[Extracted records]
↓
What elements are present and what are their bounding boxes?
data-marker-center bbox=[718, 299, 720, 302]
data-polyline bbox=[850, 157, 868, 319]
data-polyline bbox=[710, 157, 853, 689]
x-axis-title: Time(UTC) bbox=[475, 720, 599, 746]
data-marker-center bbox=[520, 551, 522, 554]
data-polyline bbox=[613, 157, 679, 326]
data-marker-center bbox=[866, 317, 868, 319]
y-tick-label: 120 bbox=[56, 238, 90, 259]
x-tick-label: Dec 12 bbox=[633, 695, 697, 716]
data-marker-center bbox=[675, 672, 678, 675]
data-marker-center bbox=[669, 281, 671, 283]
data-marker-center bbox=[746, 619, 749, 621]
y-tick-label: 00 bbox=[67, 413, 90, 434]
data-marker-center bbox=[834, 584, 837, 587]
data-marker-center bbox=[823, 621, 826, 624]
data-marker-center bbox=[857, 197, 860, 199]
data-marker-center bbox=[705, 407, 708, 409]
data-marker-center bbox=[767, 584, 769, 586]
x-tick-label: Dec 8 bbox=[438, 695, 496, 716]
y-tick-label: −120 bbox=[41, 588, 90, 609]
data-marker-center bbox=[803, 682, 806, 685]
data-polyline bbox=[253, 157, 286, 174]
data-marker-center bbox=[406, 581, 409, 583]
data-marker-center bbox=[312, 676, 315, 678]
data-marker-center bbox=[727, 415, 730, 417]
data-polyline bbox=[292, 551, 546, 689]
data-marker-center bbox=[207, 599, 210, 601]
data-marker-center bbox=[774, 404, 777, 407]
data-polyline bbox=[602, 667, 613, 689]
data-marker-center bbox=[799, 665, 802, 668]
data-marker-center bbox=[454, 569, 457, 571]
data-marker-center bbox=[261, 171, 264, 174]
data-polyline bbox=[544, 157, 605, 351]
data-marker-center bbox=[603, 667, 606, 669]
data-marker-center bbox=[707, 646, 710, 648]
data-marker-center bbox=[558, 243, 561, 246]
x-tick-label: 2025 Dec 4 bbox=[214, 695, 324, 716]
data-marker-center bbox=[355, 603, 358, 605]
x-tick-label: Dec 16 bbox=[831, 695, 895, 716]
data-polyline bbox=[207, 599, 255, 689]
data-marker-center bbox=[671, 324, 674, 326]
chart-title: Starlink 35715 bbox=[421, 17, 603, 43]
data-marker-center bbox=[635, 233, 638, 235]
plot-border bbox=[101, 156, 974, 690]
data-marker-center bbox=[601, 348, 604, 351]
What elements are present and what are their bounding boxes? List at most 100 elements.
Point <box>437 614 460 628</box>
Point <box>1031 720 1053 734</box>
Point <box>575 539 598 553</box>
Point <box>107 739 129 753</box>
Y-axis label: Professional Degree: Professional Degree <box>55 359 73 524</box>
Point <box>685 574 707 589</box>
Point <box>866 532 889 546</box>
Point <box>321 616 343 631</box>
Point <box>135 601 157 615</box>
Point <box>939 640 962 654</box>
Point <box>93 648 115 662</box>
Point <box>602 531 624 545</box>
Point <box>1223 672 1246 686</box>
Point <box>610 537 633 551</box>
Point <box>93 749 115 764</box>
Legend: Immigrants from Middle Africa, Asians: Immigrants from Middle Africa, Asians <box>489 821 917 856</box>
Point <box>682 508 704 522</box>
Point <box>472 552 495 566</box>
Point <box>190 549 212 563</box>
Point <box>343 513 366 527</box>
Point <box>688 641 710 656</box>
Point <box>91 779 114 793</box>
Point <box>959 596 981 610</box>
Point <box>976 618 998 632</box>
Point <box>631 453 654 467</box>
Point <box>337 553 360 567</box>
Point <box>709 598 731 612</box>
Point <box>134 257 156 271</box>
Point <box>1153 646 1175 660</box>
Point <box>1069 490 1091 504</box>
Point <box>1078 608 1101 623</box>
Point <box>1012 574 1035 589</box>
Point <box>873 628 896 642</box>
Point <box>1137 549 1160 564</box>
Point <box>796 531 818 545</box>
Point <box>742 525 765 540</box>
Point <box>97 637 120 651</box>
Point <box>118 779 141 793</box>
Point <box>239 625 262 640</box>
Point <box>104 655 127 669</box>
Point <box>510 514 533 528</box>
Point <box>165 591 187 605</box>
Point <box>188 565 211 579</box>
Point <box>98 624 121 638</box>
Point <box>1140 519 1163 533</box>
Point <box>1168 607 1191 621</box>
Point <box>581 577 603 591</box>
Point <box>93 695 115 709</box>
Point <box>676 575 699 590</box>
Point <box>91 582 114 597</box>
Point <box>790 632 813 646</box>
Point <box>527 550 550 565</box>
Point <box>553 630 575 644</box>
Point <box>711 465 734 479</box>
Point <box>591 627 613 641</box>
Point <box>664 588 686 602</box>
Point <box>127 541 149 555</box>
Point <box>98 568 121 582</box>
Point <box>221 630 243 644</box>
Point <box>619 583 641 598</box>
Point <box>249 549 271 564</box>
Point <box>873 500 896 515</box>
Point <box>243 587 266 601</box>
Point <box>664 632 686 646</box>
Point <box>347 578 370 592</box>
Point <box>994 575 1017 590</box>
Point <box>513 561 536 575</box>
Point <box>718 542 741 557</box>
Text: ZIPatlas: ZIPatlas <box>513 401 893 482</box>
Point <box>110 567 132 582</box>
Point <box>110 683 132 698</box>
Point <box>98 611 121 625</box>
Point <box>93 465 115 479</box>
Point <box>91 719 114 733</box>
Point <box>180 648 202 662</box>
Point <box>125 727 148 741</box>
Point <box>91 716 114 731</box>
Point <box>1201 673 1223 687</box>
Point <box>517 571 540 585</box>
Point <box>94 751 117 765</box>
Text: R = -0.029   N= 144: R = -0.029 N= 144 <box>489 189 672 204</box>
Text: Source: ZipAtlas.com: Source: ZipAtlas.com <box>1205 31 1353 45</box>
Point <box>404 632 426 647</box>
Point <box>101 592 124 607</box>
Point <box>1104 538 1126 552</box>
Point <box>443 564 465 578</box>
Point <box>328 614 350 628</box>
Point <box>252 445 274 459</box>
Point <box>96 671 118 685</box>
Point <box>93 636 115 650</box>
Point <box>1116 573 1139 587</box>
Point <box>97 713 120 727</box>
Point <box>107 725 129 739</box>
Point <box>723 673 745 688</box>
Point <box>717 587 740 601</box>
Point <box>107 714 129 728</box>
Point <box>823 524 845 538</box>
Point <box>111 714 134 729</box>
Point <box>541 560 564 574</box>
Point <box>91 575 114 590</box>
↑
* [Set task]:
Swap every "data-marker-center" in the items above for "marker-point" and write all the items out again with nothing else changed.

* [Expected answer]:
What elements are present and what are their bounding boxes?
marker-point bbox=[718, 299, 720, 302]
data-polyline bbox=[850, 157, 868, 319]
data-polyline bbox=[710, 157, 853, 689]
x-axis-title: Time(UTC) bbox=[475, 720, 599, 746]
marker-point bbox=[520, 551, 522, 554]
data-polyline bbox=[613, 157, 679, 326]
marker-point bbox=[866, 317, 868, 319]
y-tick-label: 120 bbox=[56, 238, 90, 259]
x-tick-label: Dec 12 bbox=[633, 695, 697, 716]
marker-point bbox=[675, 672, 678, 675]
marker-point bbox=[669, 281, 671, 283]
marker-point bbox=[746, 619, 749, 621]
y-tick-label: 00 bbox=[67, 413, 90, 434]
marker-point bbox=[834, 584, 837, 587]
marker-point bbox=[823, 621, 826, 624]
marker-point bbox=[857, 197, 860, 199]
marker-point bbox=[705, 407, 708, 409]
marker-point bbox=[767, 584, 769, 586]
x-tick-label: Dec 8 bbox=[438, 695, 496, 716]
y-tick-label: −120 bbox=[41, 588, 90, 609]
marker-point bbox=[803, 682, 806, 685]
data-polyline bbox=[253, 157, 286, 174]
marker-point bbox=[406, 581, 409, 583]
marker-point bbox=[312, 676, 315, 678]
marker-point bbox=[727, 415, 730, 417]
data-polyline bbox=[292, 551, 546, 689]
marker-point bbox=[207, 599, 210, 601]
marker-point bbox=[774, 404, 777, 407]
data-polyline bbox=[602, 667, 613, 689]
marker-point bbox=[799, 665, 802, 668]
marker-point bbox=[454, 569, 457, 571]
marker-point bbox=[261, 171, 264, 174]
data-polyline bbox=[544, 157, 605, 351]
marker-point bbox=[603, 667, 606, 669]
marker-point bbox=[707, 646, 710, 648]
marker-point bbox=[558, 243, 561, 246]
x-tick-label: 2025 Dec 4 bbox=[214, 695, 324, 716]
marker-point bbox=[355, 603, 358, 605]
x-tick-label: Dec 16 bbox=[831, 695, 895, 716]
data-polyline bbox=[207, 599, 255, 689]
marker-point bbox=[671, 324, 674, 326]
chart-title: Starlink 35715 bbox=[421, 17, 603, 43]
marker-point bbox=[635, 233, 638, 235]
plot-border bbox=[101, 156, 974, 690]
marker-point bbox=[601, 348, 604, 351]
What elements are present and what are their bounding boxes? List at most 100 elements.
Point <box>437 614 460 628</box>
Point <box>1031 720 1053 734</box>
Point <box>575 539 598 553</box>
Point <box>107 739 129 753</box>
Y-axis label: Professional Degree: Professional Degree <box>55 359 73 524</box>
Point <box>685 574 707 589</box>
Point <box>866 532 889 546</box>
Point <box>321 616 343 631</box>
Point <box>135 601 157 615</box>
Point <box>939 640 962 654</box>
Point <box>93 648 115 662</box>
Point <box>602 531 624 545</box>
Point <box>1223 672 1246 686</box>
Point <box>610 537 633 551</box>
Point <box>93 749 115 764</box>
Legend: Immigrants from Middle Africa, Asians: Immigrants from Middle Africa, Asians <box>489 821 917 856</box>
Point <box>682 508 704 522</box>
Point <box>472 552 495 566</box>
Point <box>190 549 212 563</box>
Point <box>343 513 366 527</box>
Point <box>688 641 710 656</box>
Point <box>91 779 114 793</box>
Point <box>959 596 981 610</box>
Point <box>976 618 998 632</box>
Point <box>631 453 654 467</box>
Point <box>337 553 360 567</box>
Point <box>709 598 731 612</box>
Point <box>134 257 156 271</box>
Point <box>1153 646 1175 660</box>
Point <box>1069 490 1091 504</box>
Point <box>1078 608 1101 623</box>
Point <box>1012 574 1035 589</box>
Point <box>873 628 896 642</box>
Point <box>1137 549 1160 564</box>
Point <box>796 531 818 545</box>
Point <box>742 525 765 540</box>
Point <box>97 637 120 651</box>
Point <box>118 779 141 793</box>
Point <box>239 625 262 640</box>
Point <box>104 655 127 669</box>
Point <box>510 514 533 528</box>
Point <box>165 591 187 605</box>
Point <box>188 565 211 579</box>
Point <box>98 624 121 638</box>
Point <box>1140 519 1163 533</box>
Point <box>1168 607 1191 621</box>
Point <box>581 577 603 591</box>
Point <box>93 695 115 709</box>
Point <box>676 575 699 590</box>
Point <box>91 582 114 597</box>
Point <box>790 632 813 646</box>
Point <box>527 550 550 565</box>
Point <box>553 630 575 644</box>
Point <box>711 465 734 479</box>
Point <box>591 627 613 641</box>
Point <box>664 588 686 602</box>
Point <box>127 541 149 555</box>
Point <box>98 568 121 582</box>
Point <box>221 630 243 644</box>
Point <box>619 583 641 598</box>
Point <box>249 549 271 564</box>
Point <box>873 500 896 515</box>
Point <box>243 587 266 601</box>
Point <box>664 632 686 646</box>
Point <box>347 578 370 592</box>
Point <box>994 575 1017 590</box>
Point <box>513 561 536 575</box>
Point <box>718 542 741 557</box>
Text: ZIPatlas: ZIPatlas <box>513 401 893 482</box>
Point <box>110 567 132 582</box>
Point <box>110 683 132 698</box>
Point <box>98 611 121 625</box>
Point <box>93 465 115 479</box>
Point <box>91 719 114 733</box>
Point <box>180 648 202 662</box>
Point <box>125 727 148 741</box>
Point <box>91 716 114 731</box>
Point <box>1201 673 1223 687</box>
Point <box>517 571 540 585</box>
Point <box>94 751 117 765</box>
Text: R = -0.029   N= 144: R = -0.029 N= 144 <box>489 189 672 204</box>
Text: Source: ZipAtlas.com: Source: ZipAtlas.com <box>1205 31 1353 45</box>
Point <box>404 632 426 647</box>
Point <box>101 592 124 607</box>
Point <box>1104 538 1126 552</box>
Point <box>443 564 465 578</box>
Point <box>328 614 350 628</box>
Point <box>252 445 274 459</box>
Point <box>96 671 118 685</box>
Point <box>93 636 115 650</box>
Point <box>1116 573 1139 587</box>
Point <box>97 713 120 727</box>
Point <box>107 725 129 739</box>
Point <box>723 673 745 688</box>
Point <box>717 587 740 601</box>
Point <box>107 714 129 728</box>
Point <box>823 524 845 538</box>
Point <box>111 714 134 729</box>
Point <box>541 560 564 574</box>
Point <box>91 575 114 590</box>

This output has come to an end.